MATERIAL FOR THIS EXERCISE:
# # # #

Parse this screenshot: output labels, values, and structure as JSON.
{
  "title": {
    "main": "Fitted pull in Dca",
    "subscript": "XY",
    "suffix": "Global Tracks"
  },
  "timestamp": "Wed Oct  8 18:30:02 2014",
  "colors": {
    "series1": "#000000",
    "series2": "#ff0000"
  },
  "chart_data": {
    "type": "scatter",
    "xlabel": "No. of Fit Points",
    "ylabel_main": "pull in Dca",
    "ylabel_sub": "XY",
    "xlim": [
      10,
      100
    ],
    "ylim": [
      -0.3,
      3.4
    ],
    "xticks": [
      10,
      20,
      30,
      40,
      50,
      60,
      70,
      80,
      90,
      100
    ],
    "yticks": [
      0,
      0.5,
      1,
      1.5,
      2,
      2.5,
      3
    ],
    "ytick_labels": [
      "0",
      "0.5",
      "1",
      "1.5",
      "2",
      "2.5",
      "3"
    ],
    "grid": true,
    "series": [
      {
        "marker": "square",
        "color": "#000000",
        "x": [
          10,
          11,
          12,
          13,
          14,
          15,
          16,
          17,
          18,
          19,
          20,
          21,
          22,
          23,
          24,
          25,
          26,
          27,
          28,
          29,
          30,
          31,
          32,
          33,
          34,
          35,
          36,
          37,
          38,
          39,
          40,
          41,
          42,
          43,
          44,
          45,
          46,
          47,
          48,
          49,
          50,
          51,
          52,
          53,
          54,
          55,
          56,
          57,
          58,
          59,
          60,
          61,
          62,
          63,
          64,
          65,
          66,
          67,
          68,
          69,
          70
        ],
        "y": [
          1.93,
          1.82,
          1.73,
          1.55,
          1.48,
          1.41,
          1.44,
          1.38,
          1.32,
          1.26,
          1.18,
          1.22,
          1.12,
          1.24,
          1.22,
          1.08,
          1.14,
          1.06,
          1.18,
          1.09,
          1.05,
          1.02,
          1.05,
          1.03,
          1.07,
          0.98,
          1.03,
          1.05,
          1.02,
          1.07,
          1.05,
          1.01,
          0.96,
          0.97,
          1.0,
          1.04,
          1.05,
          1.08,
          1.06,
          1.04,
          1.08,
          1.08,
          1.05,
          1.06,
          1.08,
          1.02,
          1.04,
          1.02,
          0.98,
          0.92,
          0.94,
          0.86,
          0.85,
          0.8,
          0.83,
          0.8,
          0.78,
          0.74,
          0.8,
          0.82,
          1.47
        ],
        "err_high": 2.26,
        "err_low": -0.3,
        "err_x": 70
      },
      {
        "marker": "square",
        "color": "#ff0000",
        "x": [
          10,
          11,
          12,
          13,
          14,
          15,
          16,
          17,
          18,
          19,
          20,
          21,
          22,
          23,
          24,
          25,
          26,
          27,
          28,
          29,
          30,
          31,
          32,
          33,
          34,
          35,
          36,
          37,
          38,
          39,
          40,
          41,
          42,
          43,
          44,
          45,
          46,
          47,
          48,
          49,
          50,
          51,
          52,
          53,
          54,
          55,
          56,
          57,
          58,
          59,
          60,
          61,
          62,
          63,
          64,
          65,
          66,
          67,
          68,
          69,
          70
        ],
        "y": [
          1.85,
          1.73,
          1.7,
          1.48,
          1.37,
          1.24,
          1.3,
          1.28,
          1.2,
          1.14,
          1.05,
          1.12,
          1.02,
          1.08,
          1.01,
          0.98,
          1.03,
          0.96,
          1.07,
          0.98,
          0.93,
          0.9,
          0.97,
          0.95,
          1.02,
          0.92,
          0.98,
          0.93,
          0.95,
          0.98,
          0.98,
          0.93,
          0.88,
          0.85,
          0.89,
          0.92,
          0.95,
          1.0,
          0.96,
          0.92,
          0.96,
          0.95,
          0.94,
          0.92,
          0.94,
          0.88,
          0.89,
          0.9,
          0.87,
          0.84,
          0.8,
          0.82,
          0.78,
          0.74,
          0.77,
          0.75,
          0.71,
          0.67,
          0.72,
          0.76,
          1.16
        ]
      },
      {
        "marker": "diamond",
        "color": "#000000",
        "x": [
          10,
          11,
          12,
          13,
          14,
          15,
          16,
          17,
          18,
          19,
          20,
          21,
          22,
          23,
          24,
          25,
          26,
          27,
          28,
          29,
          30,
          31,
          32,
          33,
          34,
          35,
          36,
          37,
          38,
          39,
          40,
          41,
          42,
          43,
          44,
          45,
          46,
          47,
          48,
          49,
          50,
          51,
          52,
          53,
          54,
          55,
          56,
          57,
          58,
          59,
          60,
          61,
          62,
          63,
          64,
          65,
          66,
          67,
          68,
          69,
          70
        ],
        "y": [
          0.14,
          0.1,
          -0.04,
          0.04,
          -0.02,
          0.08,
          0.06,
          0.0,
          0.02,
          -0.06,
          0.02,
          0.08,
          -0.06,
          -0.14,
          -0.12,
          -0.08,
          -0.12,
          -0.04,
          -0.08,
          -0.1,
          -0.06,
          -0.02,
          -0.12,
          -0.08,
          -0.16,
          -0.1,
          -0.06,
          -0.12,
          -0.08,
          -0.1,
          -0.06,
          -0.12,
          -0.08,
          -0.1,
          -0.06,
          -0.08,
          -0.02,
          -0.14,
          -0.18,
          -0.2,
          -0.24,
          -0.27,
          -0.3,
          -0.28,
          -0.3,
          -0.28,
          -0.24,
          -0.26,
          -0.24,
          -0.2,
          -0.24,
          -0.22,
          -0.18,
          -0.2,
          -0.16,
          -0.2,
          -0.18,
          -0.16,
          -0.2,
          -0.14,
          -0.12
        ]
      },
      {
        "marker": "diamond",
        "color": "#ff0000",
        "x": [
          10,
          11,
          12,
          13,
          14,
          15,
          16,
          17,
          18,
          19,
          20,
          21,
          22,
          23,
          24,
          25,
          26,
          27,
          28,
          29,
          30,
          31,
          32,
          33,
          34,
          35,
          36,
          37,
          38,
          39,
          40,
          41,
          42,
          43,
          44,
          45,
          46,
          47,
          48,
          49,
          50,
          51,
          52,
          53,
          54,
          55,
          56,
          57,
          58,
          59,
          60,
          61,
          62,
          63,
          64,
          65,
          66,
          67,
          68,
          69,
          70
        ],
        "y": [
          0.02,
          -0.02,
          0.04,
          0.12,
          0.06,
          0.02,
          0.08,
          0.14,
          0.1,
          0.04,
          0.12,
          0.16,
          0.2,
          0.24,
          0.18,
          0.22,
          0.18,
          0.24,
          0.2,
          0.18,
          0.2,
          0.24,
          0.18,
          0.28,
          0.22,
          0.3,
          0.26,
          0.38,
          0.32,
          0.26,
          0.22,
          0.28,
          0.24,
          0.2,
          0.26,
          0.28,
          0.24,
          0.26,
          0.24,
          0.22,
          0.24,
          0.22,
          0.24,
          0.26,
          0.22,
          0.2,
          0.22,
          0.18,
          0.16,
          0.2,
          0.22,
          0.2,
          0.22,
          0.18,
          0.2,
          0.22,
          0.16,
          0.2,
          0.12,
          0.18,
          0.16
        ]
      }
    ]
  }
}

# # # #

PROBLEM TO WORK ON:
Emit the records above again, exactly, with no line skipped.

RIGHT ANSWER:
Parse this screenshot: output labels, values, and structure as JSON.
{
  "title": {
    "main": "Fitted pull in Dca",
    "subscript": "XY",
    "suffix": "Global Tracks"
  },
  "timestamp": "Wed Oct  8 18:30:02 2014",
  "colors": {
    "series1": "#000000",
    "series2": "#ff0000"
  },
  "chart_data": {
    "type": "scatter",
    "xlabel": "No. of Fit Points",
    "ylabel_main": "pull in Dca",
    "ylabel_sub": "XY",
    "xlim": [
      10,
      100
    ],
    "ylim": [
      -0.3,
      3.4
    ],
    "xticks": [
      10,
      20,
      30,
      40,
      50,
      60,
      70,
      80,
      90,
      100
    ],
    "yticks": [
      0,
      0.5,
      1,
      1.5,
      2,
      2.5,
      3
    ],
    "ytick_labels": [
      "0",
      "0.5",
      "1",
      "1.5",
      "2",
      "2.5",
      "3"
    ],
    "grid": true,
    "series": [
      {
        "marker": "square",
        "color": "#000000",
        "x": [
          10,
          11,
          12,
          13,
          14,
          15,
          16,
          17,
          18,
          19,
          20,
          21,
          22,
          23,
          24,
          25,
          26,
          27,
          28,
          29,
          30,
          31,
          32,
          33,
          34,
          35,
          36,
          37,
          38,
          39,
          40,
          41,
          42,
          43,
          44,
          45,
          46,
          47,
          48,
          49,
          50,
          51,
          52,
          53,
          54,
          55,
          56,
          57,
          58,
          59,
          60,
          61,
          62,
          63,
          64,
          65,
          66,
          67,
          68,
          69,
          70
        ],
        "y": [
          1.93,
          1.82,
          1.73,
          1.55,
          1.48,
          1.41,
          1.44,
          1.38,
          1.32,
          1.26,
          1.18,
          1.22,
          1.12,
          1.24,
          1.22,
          1.08,
          1.14,
          1.06,
          1.18,
          1.09,
          1.05,
          1.02,
          1.05,
          1.03,
          1.07,
          0.98,
          1.03,
          1.05,
          1.02,
          1.07,
          1.05,
          1.01,
          0.96,
          0.97,
          1.0,
          1.04,
          1.05,
          1.08,
          1.06,
          1.04,
          1.08,
          1.08,
          1.05,
          1.06,
          1.08,
          1.02,
          1.04,
          1.02,
          0.98,
          0.92,
          0.94,
          0.86,
          0.85,
          0.8,
          0.83,
          0.8,
          0.78,
          0.74,
          0.8,
          0.82,
          1.47
        ],
        "err_high": 2.26,
        "err_low": -0.3,
        "err_x": 70
      },
      {
        "marker": "square",
        "color": "#ff0000",
        "x": [
          10,
          11,
          12,
          13,
          14,
          15,
          16,
          17,
          18,
          19,
          20,
          21,
          22,
          23,
          24,
          25,
          26,
          27,
          28,
          29,
          30,
          31,
          32,
          33,
          34,
          35,
          36,
          37,
          38,
          39,
          40,
          41,
          42,
          43,
          44,
          45,
          46,
          47,
          48,
          49,
          50,
          51,
          52,
          53,
          54,
          55,
          56,
          57,
          58,
          59,
          60,
          61,
          62,
          63,
          64,
          65,
          66,
          67,
          68,
          69,
          70
        ],
        "y": [
          1.85,
          1.73,
          1.7,
          1.48,
          1.37,
          1.24,
          1.3,
          1.28,
          1.2,
          1.14,
          1.05,
          1.12,
          1.02,
          1.08,
          1.01,
          0.98,
          1.03,
          0.96,
          1.07,
          0.98,
          0.93,
          0.9,
          0.97,
          0.95,
          1.02,
          0.92,
          0.98,
          0.93,
          0.95,
          0.98,
          0.98,
          0.93,
          0.88,
          0.85,
          0.89,
          0.92,
          0.95,
          1.0,
          0.96,
          0.92,
          0.96,
          0.95,
          0.94,
          0.92,
          0.94,
          0.88,
          0.89,
          0.9,
          0.87,
          0.84,
          0.8,
          0.82,
          0.78,
          0.74,
          0.77,
          0.75,
          0.71,
          0.67,
          0.72,
          0.76,
          1.16
        ]
      },
      {
        "marker": "diamond",
        "color": "#000000",
        "x": [
          10,
          11,
          12,
          13,
          14,
          15,
          16,
          17,
          18,
          19,
          20,
          21,
          22,
          23,
          24,
          25,
          26,
          27,
          28,
          29,
          30,
          31,
          32,
          33,
          34,
          35,
          36,
          37,
          38,
          39,
          40,
          41,
          42,
          43,
          44,
          45,
          46,
          47,
          48,
          49,
          50,
          51,
          52,
          53,
          54,
          55,
          56,
          57,
          58,
          59,
          60,
          61,
          62,
          63,
          64,
          65,
          66,
          67,
          68,
          69,
          70
        ],
        "y": [
          0.14,
          0.1,
          -0.04,
          0.04,
          -0.02,
          0.08,
          0.06,
          0.0,
          0.02,
          -0.06,
          0.02,
          0.08,
          -0.06,
          -0.14,
          -0.12,
          -0.08,
          -0.12,
          -0.04,
          -0.08,
          -0.1,
          -0.06,
          -0.02,
          -0.12,
          -0.08,
          -0.16,
          -0.1,
          -0.06,
          -0.12,
          -0.08,
          -0.1,
          -0.06,
          -0.12,
          -0.08,
          -0.1,
          -0.06,
          -0.08,
          -0.02,
          -0.14,
          -0.18,
          -0.2,
          -0.24,
          -0.27,
          -0.3,
          -0.28,
          -0.3,
          -0.28,
          -0.24,
          -0.26,
          -0.24,
          -0.2,
          -0.24,
          -0.22,
          -0.18,
          -0.2,
          -0.16,
          -0.2,
          -0.18,
          -0.16,
          -0.2,
          -0.14,
          -0.12
        ]
      },
      {
        "marker": "diamond",
        "color": "#ff0000",
        "x": [
          10,
          11,
          12,
          13,
          14,
          15,
          16,
          17,
          18,
          19,
          20,
          21,
          22,
          23,
          24,
          25,
          26,
          27,
          28,
          29,
          30,
          31,
          32,
          33,
          34,
          35,
          36,
          37,
          38,
          39,
          40,
          41,
          42,
          43,
          44,
          45,
          46,
          47,
          48,
          49,
          50,
          51,
          52,
          53,
          54,
          55,
          56,
          57,
          58,
          59,
          60,
          61,
          62,
          63,
          64,
          65,
          66,
          67,
          68,
          69,
          70
        ],
        "y": [
          0.02,
          -0.02,
          0.04,
          0.12,
          0.06,
          0.02,
          0.08,
          0.14,
          0.1,
          0.04,
          0.12,
          0.16,
          0.2,
          0.24,
          0.18,
          0.22,
          0.18,
          0.24,
          0.2,
          0.18,
          0.2,
          0.24,
          0.18,
          0.28,
          0.22,
          0.3,
          0.26,
          0.38,
          0.32,
          0.26,
          0.22,
          0.28,
          0.24,
          0.2,
          0.26,
          0.28,
          0.24,
          0.26,
          0.24,
          0.22,
          0.24,
          0.22,
          0.24,
          0.26,
          0.22,
          0.2,
          0.22,
          0.18,
          0.16,
          0.2,
          0.22,
          0.2,
          0.22,
          0.18,
          0.2,
          0.22,
          0.16,
          0.2,
          0.12,
          0.18,
          0.16
        ]
      }
    ]
  }
}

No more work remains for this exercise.